**GIVEN INSTRUCTION:** Gather every line in the records below that contains the word "circle".
▼▼▼
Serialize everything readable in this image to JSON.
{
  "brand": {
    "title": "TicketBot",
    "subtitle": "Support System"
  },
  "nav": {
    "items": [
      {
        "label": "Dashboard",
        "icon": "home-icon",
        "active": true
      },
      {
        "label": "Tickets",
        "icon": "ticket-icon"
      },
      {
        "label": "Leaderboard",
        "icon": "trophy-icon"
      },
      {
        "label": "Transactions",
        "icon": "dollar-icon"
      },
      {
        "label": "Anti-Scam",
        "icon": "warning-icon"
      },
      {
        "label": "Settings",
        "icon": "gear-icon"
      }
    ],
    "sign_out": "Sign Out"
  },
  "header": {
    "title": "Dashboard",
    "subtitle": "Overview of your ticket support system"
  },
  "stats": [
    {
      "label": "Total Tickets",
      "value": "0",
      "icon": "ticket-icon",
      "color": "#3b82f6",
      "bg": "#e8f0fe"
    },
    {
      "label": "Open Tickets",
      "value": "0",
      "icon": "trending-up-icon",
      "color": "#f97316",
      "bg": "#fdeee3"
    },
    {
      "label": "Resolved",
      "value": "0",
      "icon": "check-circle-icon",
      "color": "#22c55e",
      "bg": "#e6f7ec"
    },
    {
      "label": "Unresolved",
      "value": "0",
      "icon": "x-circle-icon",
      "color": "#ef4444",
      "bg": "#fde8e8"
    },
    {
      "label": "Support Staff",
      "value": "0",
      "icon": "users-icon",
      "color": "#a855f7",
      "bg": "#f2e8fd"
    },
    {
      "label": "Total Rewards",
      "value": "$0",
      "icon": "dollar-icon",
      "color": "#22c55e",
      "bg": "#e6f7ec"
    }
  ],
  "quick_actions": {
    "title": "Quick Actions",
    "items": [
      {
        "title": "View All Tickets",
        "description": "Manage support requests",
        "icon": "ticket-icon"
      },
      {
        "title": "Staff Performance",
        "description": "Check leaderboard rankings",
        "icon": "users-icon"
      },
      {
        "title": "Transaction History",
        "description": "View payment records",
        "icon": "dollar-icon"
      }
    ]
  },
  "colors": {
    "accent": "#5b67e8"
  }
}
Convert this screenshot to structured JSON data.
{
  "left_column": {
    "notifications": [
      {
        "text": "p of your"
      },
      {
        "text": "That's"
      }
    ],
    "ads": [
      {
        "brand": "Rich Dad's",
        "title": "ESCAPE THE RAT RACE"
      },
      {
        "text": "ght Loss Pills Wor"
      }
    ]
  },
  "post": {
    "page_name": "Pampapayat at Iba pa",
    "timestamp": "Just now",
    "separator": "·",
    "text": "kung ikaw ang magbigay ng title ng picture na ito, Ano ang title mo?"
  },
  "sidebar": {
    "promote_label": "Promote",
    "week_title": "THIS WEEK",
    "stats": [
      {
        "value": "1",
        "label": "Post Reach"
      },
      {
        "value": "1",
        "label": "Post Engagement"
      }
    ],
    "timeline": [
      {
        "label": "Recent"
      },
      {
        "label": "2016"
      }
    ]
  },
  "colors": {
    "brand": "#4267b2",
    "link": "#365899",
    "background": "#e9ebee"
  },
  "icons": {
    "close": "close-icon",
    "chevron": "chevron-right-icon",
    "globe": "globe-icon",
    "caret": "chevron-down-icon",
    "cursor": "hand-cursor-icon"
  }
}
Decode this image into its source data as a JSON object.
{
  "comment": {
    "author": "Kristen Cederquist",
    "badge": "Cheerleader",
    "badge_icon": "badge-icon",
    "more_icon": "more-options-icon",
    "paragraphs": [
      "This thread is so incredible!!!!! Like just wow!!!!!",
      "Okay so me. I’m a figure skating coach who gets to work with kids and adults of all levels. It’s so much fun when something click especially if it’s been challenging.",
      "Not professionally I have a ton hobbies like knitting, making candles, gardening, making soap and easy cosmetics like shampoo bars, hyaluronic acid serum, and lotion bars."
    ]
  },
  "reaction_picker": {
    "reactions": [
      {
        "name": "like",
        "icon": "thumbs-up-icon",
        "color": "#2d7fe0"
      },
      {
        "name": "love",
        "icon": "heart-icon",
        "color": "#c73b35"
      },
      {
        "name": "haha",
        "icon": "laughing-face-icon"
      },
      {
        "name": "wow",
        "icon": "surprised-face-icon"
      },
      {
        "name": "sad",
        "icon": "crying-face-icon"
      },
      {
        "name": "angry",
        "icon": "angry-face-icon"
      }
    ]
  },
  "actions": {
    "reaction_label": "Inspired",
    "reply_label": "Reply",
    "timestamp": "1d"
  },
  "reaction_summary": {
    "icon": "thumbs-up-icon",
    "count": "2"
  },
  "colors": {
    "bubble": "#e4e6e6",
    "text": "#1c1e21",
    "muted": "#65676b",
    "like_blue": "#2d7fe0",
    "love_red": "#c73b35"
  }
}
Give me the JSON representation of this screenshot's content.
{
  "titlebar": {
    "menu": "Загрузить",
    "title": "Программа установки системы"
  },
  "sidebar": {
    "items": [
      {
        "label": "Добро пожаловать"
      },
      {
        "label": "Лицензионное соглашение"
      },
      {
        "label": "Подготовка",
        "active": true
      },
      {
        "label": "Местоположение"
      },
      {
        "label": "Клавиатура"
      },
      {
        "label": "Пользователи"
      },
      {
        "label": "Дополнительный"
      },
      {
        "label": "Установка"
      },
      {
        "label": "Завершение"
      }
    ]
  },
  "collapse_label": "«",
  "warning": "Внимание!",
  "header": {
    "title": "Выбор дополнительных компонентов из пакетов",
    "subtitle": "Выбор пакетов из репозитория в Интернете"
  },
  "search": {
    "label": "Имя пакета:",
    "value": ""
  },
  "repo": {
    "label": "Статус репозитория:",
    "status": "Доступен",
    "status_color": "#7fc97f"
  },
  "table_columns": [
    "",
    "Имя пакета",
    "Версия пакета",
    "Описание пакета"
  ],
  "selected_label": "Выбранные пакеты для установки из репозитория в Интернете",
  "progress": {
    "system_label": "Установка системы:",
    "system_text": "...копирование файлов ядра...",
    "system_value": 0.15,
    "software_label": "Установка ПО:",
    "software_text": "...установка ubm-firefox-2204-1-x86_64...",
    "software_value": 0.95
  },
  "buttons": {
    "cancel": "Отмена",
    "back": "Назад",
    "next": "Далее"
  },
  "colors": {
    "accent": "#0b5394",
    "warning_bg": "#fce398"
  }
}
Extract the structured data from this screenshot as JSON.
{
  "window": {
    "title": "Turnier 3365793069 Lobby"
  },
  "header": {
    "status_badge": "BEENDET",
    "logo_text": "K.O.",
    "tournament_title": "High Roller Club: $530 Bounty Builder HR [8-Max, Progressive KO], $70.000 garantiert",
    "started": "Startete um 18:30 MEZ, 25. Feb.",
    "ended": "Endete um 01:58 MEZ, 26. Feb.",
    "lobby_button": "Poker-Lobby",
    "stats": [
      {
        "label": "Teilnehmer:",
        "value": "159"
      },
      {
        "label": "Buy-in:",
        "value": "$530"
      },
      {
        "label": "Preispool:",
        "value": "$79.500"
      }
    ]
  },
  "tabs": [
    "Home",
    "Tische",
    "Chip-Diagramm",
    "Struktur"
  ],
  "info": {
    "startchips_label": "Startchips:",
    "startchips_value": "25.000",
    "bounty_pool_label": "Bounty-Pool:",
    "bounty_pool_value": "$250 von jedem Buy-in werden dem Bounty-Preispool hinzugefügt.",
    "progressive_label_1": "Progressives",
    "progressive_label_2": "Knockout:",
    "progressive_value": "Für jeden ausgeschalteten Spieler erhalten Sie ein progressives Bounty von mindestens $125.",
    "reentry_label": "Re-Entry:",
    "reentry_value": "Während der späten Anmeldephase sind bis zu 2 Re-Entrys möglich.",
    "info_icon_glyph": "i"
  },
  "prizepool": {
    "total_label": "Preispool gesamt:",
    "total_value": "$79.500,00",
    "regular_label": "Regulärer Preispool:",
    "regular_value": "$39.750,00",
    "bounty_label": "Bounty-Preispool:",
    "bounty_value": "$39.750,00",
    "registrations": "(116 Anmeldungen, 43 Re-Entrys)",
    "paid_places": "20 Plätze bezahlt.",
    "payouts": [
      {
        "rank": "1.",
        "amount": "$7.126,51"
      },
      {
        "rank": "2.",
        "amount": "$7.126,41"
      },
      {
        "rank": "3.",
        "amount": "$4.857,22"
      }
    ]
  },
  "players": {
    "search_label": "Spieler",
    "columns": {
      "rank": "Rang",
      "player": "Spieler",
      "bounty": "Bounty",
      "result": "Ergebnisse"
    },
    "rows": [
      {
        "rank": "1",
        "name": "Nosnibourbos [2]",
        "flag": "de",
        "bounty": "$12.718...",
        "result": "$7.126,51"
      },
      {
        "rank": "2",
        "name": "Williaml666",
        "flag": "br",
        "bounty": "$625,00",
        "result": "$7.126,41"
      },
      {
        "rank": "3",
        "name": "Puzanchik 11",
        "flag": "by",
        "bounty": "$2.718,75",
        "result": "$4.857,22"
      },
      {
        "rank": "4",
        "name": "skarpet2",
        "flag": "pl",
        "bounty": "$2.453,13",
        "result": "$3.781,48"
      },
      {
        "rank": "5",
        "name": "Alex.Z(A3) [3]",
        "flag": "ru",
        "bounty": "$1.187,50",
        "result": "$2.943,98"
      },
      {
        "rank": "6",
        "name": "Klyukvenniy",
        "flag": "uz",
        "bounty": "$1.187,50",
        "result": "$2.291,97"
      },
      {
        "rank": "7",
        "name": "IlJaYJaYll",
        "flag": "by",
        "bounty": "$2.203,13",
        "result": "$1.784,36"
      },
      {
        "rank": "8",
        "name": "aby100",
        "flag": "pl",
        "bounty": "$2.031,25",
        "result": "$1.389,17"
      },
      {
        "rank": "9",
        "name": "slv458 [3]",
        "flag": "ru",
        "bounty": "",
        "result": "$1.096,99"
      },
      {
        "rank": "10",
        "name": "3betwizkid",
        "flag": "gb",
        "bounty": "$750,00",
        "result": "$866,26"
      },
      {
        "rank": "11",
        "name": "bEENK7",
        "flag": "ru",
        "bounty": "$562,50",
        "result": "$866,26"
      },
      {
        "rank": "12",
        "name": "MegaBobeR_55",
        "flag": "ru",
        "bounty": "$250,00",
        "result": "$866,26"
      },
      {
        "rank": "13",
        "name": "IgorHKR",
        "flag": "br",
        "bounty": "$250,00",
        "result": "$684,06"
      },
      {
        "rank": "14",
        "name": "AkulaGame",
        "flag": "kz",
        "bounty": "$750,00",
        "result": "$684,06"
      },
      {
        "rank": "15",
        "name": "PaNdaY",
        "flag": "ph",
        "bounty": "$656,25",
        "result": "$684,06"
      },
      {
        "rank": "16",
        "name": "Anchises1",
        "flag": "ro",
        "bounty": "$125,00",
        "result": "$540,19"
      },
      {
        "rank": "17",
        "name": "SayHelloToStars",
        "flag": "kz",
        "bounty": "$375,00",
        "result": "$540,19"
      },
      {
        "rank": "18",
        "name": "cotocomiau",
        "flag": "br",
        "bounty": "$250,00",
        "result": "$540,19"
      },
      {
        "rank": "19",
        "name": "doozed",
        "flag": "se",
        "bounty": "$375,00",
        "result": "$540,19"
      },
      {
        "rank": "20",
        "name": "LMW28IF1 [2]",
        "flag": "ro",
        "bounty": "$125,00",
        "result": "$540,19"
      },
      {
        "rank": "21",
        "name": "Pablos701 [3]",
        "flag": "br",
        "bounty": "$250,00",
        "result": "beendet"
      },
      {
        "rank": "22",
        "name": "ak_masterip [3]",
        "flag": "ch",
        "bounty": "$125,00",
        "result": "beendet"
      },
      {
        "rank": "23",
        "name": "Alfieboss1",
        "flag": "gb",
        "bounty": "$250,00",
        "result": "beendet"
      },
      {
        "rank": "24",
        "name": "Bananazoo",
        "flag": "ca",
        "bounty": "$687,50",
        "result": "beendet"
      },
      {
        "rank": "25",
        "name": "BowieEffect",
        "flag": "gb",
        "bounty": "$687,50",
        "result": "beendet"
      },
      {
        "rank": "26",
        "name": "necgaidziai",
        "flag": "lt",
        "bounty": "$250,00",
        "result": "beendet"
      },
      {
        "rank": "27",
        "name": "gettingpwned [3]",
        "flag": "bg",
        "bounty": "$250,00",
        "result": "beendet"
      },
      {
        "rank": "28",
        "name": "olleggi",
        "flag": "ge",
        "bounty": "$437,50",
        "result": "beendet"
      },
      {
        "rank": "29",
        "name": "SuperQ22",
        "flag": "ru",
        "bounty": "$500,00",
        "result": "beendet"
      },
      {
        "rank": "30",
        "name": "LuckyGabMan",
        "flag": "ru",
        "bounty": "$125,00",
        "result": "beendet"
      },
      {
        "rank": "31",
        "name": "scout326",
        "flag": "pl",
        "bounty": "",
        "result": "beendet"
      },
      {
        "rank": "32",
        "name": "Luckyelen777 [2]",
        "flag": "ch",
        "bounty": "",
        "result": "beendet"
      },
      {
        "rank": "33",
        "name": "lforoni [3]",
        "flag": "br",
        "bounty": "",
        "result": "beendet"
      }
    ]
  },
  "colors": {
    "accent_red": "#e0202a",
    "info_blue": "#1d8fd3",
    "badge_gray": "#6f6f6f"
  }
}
▲▲▲
**SOLUTION:**
      "icon": "check-circle-icon",
      "icon": "x-circle-icon",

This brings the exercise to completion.